Material for the task
......

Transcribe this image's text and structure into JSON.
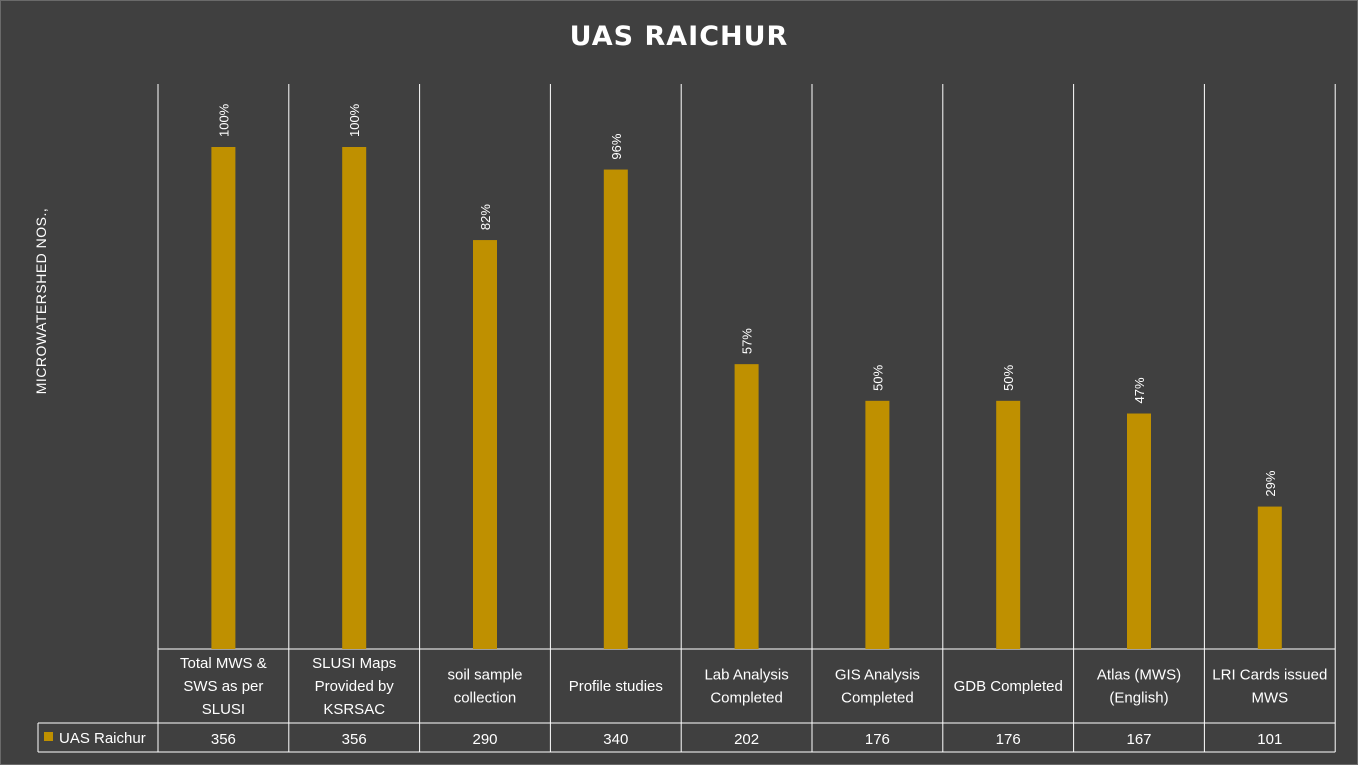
{
  "chart_data": {
    "type": "bar",
    "title": "UAS RAICHUR",
    "ylabel": "MICROWATERSHED NOS.,",
    "xlabel": "",
    "categories": [
      "Total MWS & SWS as per SLUSI",
      "SLUSI Maps Provided by KSRSAC",
      "soil sample collection",
      "Profile studies",
      "Lab Analysis Completed",
      "GIS Analysis Completed",
      "GDB Completed",
      "Atlas (MWS) (English)",
      "LRI Cards issued MWS"
    ],
    "category_lines": [
      [
        "Total MWS &",
        "SWS as per",
        "SLUSI"
      ],
      [
        "SLUSI Maps",
        "Provided by",
        "KSRSAC"
      ],
      [
        "soil sample",
        "collection"
      ],
      [
        "Profile studies"
      ],
      [
        "Lab Analysis",
        "Completed"
      ],
      [
        "GIS Analysis",
        "Completed"
      ],
      [
        "GDB Completed"
      ],
      [
        "Atlas (MWS)",
        "(English)"
      ],
      [
        "LRI Cards issued",
        "MWS"
      ]
    ],
    "series": [
      {
        "name": "UAS Raichur",
        "values": [
          356,
          356,
          290,
          340,
          202,
          176,
          176,
          167,
          101
        ],
        "labels": [
          "100%",
          "100%",
          "82%",
          "96%",
          "57%",
          "50%",
          "50%",
          "47%",
          "29%"
        ],
        "color": "#bf9000"
      }
    ],
    "ylim": [
      0,
      400
    ],
    "grid": false,
    "legend": "data-table",
    "data_table": true
  },
  "colors": {
    "background": "#404040",
    "bar": "#bf9000",
    "lines": "#ffffff",
    "text": "#ffffff"
  }
}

......

Request
Print out the whole of the material word for word, without pictures.

Reply to the task
Transcribe this image's text and structure into JSON.
{
  "chart_data": {
    "type": "bar",
    "title": "UAS RAICHUR",
    "ylabel": "MICROWATERSHED NOS.,",
    "xlabel": "",
    "categories": [
      "Total MWS & SWS as per SLUSI",
      "SLUSI Maps Provided by KSRSAC",
      "soil sample collection",
      "Profile studies",
      "Lab Analysis Completed",
      "GIS Analysis Completed",
      "GDB Completed",
      "Atlas (MWS) (English)",
      "LRI Cards issued MWS"
    ],
    "category_lines": [
      [
        "Total MWS &",
        "SWS as per",
        "SLUSI"
      ],
      [
        "SLUSI Maps",
        "Provided by",
        "KSRSAC"
      ],
      [
        "soil sample",
        "collection"
      ],
      [
        "Profile studies"
      ],
      [
        "Lab Analysis",
        "Completed"
      ],
      [
        "GIS Analysis",
        "Completed"
      ],
      [
        "GDB Completed"
      ],
      [
        "Atlas (MWS)",
        "(English)"
      ],
      [
        "LRI Cards issued",
        "MWS"
      ]
    ],
    "series": [
      {
        "name": "UAS Raichur",
        "values": [
          356,
          356,
          290,
          340,
          202,
          176,
          176,
          167,
          101
        ],
        "labels": [
          "100%",
          "100%",
          "82%",
          "96%",
          "57%",
          "50%",
          "50%",
          "47%",
          "29%"
        ],
        "color": "#bf9000"
      }
    ],
    "ylim": [
      0,
      400
    ],
    "grid": false,
    "legend": "data-table",
    "data_table": true
  },
  "colors": {
    "background": "#404040",
    "bar": "#bf9000",
    "lines": "#ffffff",
    "text": "#ffffff"
  }
}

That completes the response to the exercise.